■ **Description of the task**
Repeat the material in full. Keep every line exactly as it is.

■ **Working data**
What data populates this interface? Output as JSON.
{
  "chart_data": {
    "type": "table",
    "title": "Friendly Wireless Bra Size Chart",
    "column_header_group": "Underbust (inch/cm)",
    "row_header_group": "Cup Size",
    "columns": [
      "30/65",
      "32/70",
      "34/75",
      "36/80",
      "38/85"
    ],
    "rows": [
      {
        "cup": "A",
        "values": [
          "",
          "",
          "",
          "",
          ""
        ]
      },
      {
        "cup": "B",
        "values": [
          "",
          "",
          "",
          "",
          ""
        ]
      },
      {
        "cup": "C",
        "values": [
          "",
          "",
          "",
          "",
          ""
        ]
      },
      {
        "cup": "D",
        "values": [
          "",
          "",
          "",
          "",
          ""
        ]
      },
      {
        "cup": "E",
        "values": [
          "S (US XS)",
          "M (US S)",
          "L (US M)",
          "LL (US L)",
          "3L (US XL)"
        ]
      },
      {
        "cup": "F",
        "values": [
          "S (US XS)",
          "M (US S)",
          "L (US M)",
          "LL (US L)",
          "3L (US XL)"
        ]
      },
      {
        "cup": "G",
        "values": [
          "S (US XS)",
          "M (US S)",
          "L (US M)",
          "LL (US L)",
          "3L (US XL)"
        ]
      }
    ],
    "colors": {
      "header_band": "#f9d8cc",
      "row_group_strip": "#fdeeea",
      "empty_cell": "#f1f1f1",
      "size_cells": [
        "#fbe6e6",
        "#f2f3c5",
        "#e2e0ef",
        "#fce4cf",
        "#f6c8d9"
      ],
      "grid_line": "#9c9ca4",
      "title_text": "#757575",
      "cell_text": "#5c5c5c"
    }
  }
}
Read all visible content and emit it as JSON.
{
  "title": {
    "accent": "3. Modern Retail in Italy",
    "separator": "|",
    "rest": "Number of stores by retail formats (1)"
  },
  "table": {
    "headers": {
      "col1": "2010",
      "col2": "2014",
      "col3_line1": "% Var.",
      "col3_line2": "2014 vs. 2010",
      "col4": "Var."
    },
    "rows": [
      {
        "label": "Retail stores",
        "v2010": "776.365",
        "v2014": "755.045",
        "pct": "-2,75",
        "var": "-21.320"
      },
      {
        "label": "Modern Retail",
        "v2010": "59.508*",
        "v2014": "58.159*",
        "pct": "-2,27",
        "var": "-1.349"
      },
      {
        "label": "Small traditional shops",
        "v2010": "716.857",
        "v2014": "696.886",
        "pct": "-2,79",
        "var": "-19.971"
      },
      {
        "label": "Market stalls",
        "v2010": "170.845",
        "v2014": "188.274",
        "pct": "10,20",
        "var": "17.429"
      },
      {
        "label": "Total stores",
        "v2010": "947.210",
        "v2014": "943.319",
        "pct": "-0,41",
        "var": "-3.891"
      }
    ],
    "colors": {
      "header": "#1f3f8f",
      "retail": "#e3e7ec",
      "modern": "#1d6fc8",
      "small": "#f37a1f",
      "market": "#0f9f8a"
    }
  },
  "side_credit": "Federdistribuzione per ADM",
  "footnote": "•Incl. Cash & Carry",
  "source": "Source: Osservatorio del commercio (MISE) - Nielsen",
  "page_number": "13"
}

■ **Solution for this exercise**
What data populates this interface? Output as JSON.
{
  "chart_data": {
    "type": "table",
    "title": "Friendly Wireless Bra Size Chart",
    "column_header_group": "Underbust (inch/cm)",
    "row_header_group": "Cup Size",
    "columns": [
      "30/65",
      "32/70",
      "34/75",
      "36/80",
      "38/85"
    ],
    "rows": [
      {
        "cup": "A",
        "values": [
          "",
          "",
          "",
          "",
          ""
        ]
      },
      {
        "cup": "B",
        "values": [
          "",
          "",
          "",
          "",
          ""
        ]
      },
      {
        "cup": "C",
        "values": [
          "",
          "",
          "",
          "",
          ""
        ]
      },
      {
        "cup": "D",
        "values": [
          "",
          "",
          "",
          "",
          ""
        ]
      },
      {
        "cup": "E",
        "values": [
          "S (US XS)",
          "M (US S)",
          "L (US M)",
          "LL (US L)",
          "3L (US XL)"
        ]
      },
      {
        "cup": "F",
        "values": [
          "S (US XS)",
          "M (US S)",
          "L (US M)",
          "LL (US L)",
          "3L (US XL)"
        ]
      },
      {
        "cup": "G",
        "values": [
          "S (US XS)",
          "M (US S)",
          "L (US M)",
          "LL (US L)",
          "3L (US XL)"
        ]
      }
    ],
    "colors": {
      "header_band": "#f9d8cc",
      "row_group_strip": "#fdeeea",
      "empty_cell": "#f1f1f1",
      "size_cells": [
        "#fbe6e6",
        "#f2f3c5",
        "#e2e0ef",
        "#fce4cf",
        "#f6c8d9"
      ],
      "grid_line": "#9c9ca4",
      "title_text": "#757575",
      "cell_text": "#5c5c5c"
    }
  }
}
Read all visible content and emit it as JSON.
{
  "title": {
    "accent": "3. Modern Retail in Italy",
    "separator": "|",
    "rest": "Number of stores by retail formats (1)"
  },
  "table": {
    "headers": {
      "col1": "2010",
      "col2": "2014",
      "col3_line1": "% Var.",
      "col3_line2": "2014 vs. 2010",
      "col4": "Var."
    },
    "rows": [
      {
        "label": "Retail stores",
        "v2010": "776.365",
        "v2014": "755.045",
        "pct": "-2,75",
        "var": "-21.320"
      },
      {
        "label": "Modern Retail",
        "v2010": "59.508*",
        "v2014": "58.159*",
        "pct": "-2,27",
        "var": "-1.349"
      },
      {
        "label": "Small traditional shops",
        "v2010": "716.857",
        "v2014": "696.886",
        "pct": "-2,79",
        "var": "-19.971"
      },
      {
        "label": "Market stalls",
        "v2010": "170.845",
        "v2014": "188.274",
        "pct": "10,20",
        "var": "17.429"
      },
      {
        "label": "Total stores",
        "v2010": "947.210",
        "v2014": "943.319",
        "pct": "-0,41",
        "var": "-3.891"
      }
    ],
    "colors": {
      "header": "#1f3f8f",
      "retail": "#e3e7ec",
      "modern": "#1d6fc8",
      "small": "#f37a1f",
      "market": "#0f9f8a"
    }
  },
  "side_credit": "Federdistribuzione per ADM",
  "footnote": "•Incl. Cash & Carry",
  "source": "Source: Osservatorio del commercio (MISE) - Nielsen",
  "page_number": "13"
}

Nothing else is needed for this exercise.